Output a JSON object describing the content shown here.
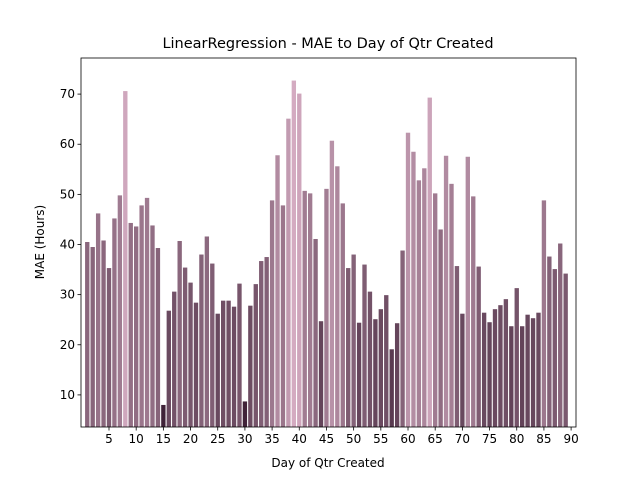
{
  "chart_data": {
    "type": "bar",
    "title": "LinearRegression - MAE to Day of Qtr Created",
    "x_label": "Day of Qtr Created",
    "y_label": "MAE (Hours)",
    "x": [
      1,
      2,
      3,
      4,
      5,
      6,
      7,
      8,
      9,
      10,
      11,
      12,
      13,
      14,
      15,
      16,
      17,
      18,
      19,
      20,
      21,
      22,
      23,
      24,
      25,
      26,
      27,
      28,
      29,
      30,
      31,
      32,
      33,
      34,
      35,
      36,
      37,
      38,
      39,
      40,
      41,
      42,
      43,
      44,
      45,
      46,
      47,
      48,
      49,
      50,
      51,
      52,
      53,
      54,
      55,
      56,
      57,
      58,
      59,
      60,
      61,
      62,
      63,
      64,
      65,
      66,
      67,
      68,
      69,
      70,
      71,
      72,
      73,
      74,
      75,
      76,
      77,
      78,
      79,
      80,
      81,
      82,
      83,
      84,
      85,
      86,
      87,
      88,
      89
    ],
    "values": [
      40.5,
      39.5,
      46.2,
      40.8,
      35.3,
      45.2,
      49.8,
      70.6,
      44.3,
      43.6,
      47.8,
      49.3,
      43.8,
      39.3,
      8.0,
      26.8,
      30.6,
      40.7,
      35.4,
      32.4,
      28.4,
      38.0,
      41.6,
      36.2,
      26.2,
      28.8,
      28.8,
      27.6,
      32.2,
      8.7,
      27.8,
      32.1,
      36.7,
      37.5,
      48.8,
      57.8,
      47.8,
      65.1,
      72.7,
      70.1,
      50.7,
      50.2,
      41.1,
      24.7,
      51.1,
      60.7,
      55.6,
      48.2,
      35.3,
      38.0,
      24.4,
      36.0,
      30.6,
      25.1,
      27.1,
      29.9,
      19.1,
      24.3,
      38.8,
      62.3,
      58.5,
      52.8,
      55.2,
      69.3,
      50.2,
      43.0,
      57.7,
      52.1,
      35.7,
      26.2,
      57.5,
      49.6,
      35.6,
      26.4,
      24.5,
      27.1,
      27.9,
      29.1,
      23.7,
      31.3,
      23.7,
      26.0,
      25.3,
      26.4,
      48.8,
      37.6,
      35.1,
      40.2,
      34.2
    ],
    "color_low": "#3f2238",
    "color_high": "#d4abc1",
    "xlim": [
      -0.15,
      90.9
    ],
    "ylim": [
      3.6,
      77.2
    ],
    "xticks": [
      5,
      10,
      15,
      20,
      25,
      30,
      35,
      40,
      45,
      50,
      55,
      60,
      65,
      70,
      75,
      80,
      85,
      90
    ],
    "yticks": [
      10,
      20,
      30,
      40,
      50,
      60,
      70
    ]
  }
}
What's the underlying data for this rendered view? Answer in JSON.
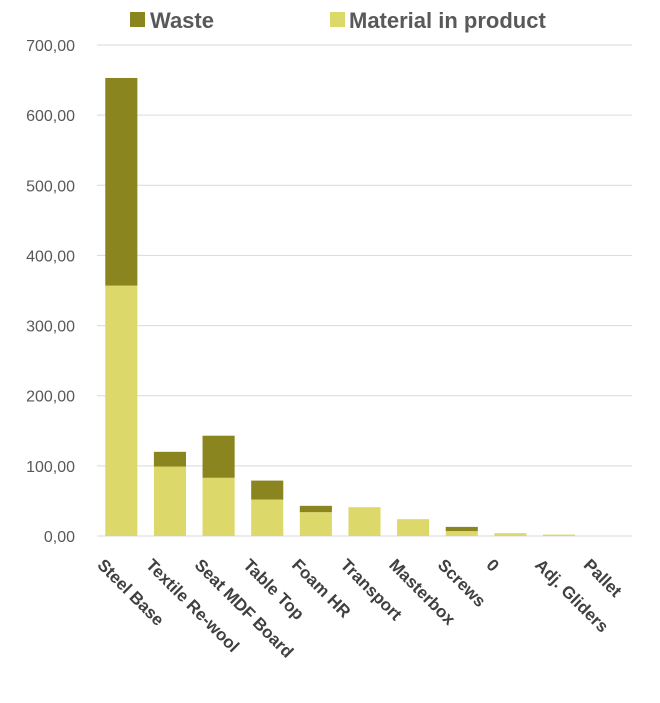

--- TO DO ---
Can you retype every record above exactly, leaving out the pictures?

--- FINISHED ANSWER ---
Output a JSON object describing the content shown here.
{
  "chart_data": {
    "type": "bar",
    "title": "LinearRegression - MAE to Day of Qtr Created",
    "x_label": "Day of Qtr Created",
    "y_label": "MAE (Hours)",
    "x": [
      1,
      2,
      3,
      4,
      5,
      6,
      7,
      8,
      9,
      10,
      11,
      12,
      13,
      14,
      15,
      16,
      17,
      18,
      19,
      20,
      21,
      22,
      23,
      24,
      25,
      26,
      27,
      28,
      29,
      30,
      31,
      32,
      33,
      34,
      35,
      36,
      37,
      38,
      39,
      40,
      41,
      42,
      43,
      44,
      45,
      46,
      47,
      48,
      49,
      50,
      51,
      52,
      53,
      54,
      55,
      56,
      57,
      58,
      59,
      60,
      61,
      62,
      63,
      64,
      65,
      66,
      67,
      68,
      69,
      70,
      71,
      72,
      73,
      74,
      75,
      76,
      77,
      78,
      79,
      80,
      81,
      82,
      83,
      84,
      85,
      86,
      87,
      88,
      89
    ],
    "values": [
      40.5,
      39.5,
      46.2,
      40.8,
      35.3,
      45.2,
      49.8,
      70.6,
      44.3,
      43.6,
      47.8,
      49.3,
      43.8,
      39.3,
      8.0,
      26.8,
      30.6,
      40.7,
      35.4,
      32.4,
      28.4,
      38.0,
      41.6,
      36.2,
      26.2,
      28.8,
      28.8,
      27.6,
      32.2,
      8.7,
      27.8,
      32.1,
      36.7,
      37.5,
      48.8,
      57.8,
      47.8,
      65.1,
      72.7,
      70.1,
      50.7,
      50.2,
      41.1,
      24.7,
      51.1,
      60.7,
      55.6,
      48.2,
      35.3,
      38.0,
      24.4,
      36.0,
      30.6,
      25.1,
      27.1,
      29.9,
      19.1,
      24.3,
      38.8,
      62.3,
      58.5,
      52.8,
      55.2,
      69.3,
      50.2,
      43.0,
      57.7,
      52.1,
      35.7,
      26.2,
      57.5,
      49.6,
      35.6,
      26.4,
      24.5,
      27.1,
      27.9,
      29.1,
      23.7,
      31.3,
      23.7,
      26.0,
      25.3,
      26.4,
      48.8,
      37.6,
      35.1,
      40.2,
      34.2
    ],
    "color_low": "#3f2238",
    "color_high": "#d4abc1",
    "xlim": [
      -0.15,
      90.9
    ],
    "ylim": [
      3.6,
      77.2
    ],
    "xticks": [
      5,
      10,
      15,
      20,
      25,
      30,
      35,
      40,
      45,
      50,
      55,
      60,
      65,
      70,
      75,
      80,
      85,
      90
    ],
    "yticks": [
      10,
      20,
      30,
      40,
      50,
      60,
      70
    ]
  }
}
What's the underlying data for this rendered view? Answer in JSON.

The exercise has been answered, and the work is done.